[begin RECORDS TO PROCESS]
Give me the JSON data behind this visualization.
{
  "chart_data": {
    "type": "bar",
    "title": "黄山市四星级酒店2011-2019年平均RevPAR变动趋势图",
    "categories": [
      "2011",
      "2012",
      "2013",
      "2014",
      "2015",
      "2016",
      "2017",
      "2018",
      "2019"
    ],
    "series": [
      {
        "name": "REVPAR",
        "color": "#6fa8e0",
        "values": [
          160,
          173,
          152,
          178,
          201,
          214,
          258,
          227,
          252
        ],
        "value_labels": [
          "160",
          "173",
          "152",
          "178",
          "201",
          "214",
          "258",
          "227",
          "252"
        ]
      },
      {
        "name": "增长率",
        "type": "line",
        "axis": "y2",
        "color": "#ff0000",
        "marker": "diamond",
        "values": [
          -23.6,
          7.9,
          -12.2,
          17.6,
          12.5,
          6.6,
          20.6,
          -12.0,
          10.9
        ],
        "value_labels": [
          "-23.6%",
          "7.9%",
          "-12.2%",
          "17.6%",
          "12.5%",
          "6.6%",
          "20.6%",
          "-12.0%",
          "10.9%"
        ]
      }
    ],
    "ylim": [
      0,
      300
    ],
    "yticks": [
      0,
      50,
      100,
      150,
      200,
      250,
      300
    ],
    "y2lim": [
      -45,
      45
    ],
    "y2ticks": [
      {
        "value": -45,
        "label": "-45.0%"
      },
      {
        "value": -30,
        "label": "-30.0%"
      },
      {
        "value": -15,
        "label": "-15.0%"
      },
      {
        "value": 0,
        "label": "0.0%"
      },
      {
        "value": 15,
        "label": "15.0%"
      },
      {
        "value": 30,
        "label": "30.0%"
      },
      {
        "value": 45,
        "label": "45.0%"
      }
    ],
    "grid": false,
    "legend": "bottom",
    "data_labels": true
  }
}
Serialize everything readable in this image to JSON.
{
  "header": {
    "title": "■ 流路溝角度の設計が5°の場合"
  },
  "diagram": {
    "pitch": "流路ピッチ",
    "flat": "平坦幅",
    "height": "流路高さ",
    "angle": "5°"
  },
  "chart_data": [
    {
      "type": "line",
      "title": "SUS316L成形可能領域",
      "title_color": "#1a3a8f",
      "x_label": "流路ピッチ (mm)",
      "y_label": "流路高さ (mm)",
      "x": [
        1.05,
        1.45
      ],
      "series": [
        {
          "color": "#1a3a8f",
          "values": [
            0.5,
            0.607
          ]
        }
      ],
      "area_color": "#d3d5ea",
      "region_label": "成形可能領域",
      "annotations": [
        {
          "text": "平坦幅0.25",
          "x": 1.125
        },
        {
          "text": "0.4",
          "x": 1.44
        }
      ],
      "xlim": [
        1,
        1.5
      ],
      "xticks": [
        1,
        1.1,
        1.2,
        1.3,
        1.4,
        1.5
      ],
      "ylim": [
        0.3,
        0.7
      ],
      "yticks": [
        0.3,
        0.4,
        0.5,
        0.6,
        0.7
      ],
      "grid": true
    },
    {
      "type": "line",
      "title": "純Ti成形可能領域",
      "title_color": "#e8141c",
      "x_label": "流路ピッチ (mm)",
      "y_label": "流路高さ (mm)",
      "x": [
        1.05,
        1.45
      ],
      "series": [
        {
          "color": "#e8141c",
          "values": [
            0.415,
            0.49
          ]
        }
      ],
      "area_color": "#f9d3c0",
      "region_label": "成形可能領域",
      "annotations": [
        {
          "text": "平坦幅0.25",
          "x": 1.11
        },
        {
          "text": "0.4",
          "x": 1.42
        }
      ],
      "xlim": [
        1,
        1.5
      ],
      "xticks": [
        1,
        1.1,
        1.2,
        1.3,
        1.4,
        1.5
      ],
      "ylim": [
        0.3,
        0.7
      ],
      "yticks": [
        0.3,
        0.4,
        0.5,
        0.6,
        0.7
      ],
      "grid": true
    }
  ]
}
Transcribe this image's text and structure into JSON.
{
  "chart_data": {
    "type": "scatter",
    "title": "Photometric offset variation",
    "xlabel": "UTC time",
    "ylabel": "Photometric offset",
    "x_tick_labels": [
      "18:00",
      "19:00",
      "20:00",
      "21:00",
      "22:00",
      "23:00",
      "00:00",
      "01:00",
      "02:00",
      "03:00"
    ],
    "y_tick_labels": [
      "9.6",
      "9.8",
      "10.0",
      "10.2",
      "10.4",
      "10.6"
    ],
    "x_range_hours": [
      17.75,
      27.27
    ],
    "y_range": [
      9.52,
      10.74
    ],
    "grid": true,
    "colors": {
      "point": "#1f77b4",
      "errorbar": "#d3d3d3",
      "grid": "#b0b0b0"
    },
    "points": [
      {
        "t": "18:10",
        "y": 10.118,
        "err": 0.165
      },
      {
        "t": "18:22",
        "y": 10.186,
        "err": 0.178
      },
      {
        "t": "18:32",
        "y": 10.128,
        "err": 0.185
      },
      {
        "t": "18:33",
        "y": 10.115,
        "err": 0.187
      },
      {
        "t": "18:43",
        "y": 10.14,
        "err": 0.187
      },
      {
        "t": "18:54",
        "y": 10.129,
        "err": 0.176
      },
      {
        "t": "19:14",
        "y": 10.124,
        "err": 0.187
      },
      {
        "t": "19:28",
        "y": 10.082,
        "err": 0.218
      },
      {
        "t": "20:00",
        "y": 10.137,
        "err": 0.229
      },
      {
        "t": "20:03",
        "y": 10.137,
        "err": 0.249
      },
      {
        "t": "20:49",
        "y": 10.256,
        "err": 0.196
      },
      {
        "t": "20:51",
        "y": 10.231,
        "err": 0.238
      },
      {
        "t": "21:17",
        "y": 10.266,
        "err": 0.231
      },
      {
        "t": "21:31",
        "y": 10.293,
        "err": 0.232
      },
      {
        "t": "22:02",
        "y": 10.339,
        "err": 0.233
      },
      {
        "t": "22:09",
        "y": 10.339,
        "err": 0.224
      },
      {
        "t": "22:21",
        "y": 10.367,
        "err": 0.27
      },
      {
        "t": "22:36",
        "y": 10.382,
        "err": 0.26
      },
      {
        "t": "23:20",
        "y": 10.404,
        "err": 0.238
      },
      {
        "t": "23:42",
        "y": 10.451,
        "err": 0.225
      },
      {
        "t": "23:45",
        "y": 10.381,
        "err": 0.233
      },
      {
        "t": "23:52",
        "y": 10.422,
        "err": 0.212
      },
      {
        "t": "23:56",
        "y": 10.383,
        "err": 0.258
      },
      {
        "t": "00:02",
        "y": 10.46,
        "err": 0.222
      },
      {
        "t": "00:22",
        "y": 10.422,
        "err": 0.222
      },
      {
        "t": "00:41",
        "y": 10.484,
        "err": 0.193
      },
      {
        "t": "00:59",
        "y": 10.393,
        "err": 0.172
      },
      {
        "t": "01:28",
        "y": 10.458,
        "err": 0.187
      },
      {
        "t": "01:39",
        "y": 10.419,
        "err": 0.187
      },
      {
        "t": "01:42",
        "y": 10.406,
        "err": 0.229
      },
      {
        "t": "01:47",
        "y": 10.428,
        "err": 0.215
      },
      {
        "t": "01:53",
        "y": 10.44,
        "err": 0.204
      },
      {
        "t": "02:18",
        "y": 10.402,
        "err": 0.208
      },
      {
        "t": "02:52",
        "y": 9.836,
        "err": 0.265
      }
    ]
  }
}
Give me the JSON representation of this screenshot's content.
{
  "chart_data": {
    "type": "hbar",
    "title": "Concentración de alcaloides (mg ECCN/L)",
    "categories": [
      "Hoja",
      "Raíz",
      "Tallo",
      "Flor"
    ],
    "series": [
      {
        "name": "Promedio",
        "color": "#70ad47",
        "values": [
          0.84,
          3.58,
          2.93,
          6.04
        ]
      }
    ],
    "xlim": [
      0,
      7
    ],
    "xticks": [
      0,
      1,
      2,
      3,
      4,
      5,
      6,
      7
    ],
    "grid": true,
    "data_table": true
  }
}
[end RECORDS TO PROCESS]
WHAT IS EXPECTED:
Quote only the lines from the one containing "Give me the JSON representation" through the final line of the records, with both ends included.

RESULT OF THIS EXERCISE:
Give me the JSON representation of this screenshot's content.
{
  "chart_data": {
    "type": "hbar",
    "title": "Concentración de alcaloides (mg ECCN/L)",
    "categories": [
      "Hoja",
      "Raíz",
      "Tallo",
      "Flor"
    ],
    "series": [
      {
        "name": "Promedio",
        "color": "#70ad47",
        "values": [
          0.84,
          3.58,
          2.93,
          6.04
        ]
      }
    ],
    "xlim": [
      0,
      7
    ],
    "xticks": [
      0,
      1,
      2,
      3,
      4,
      5,
      6,
      7
    ],
    "grid": true,
    "data_table": true
  }
}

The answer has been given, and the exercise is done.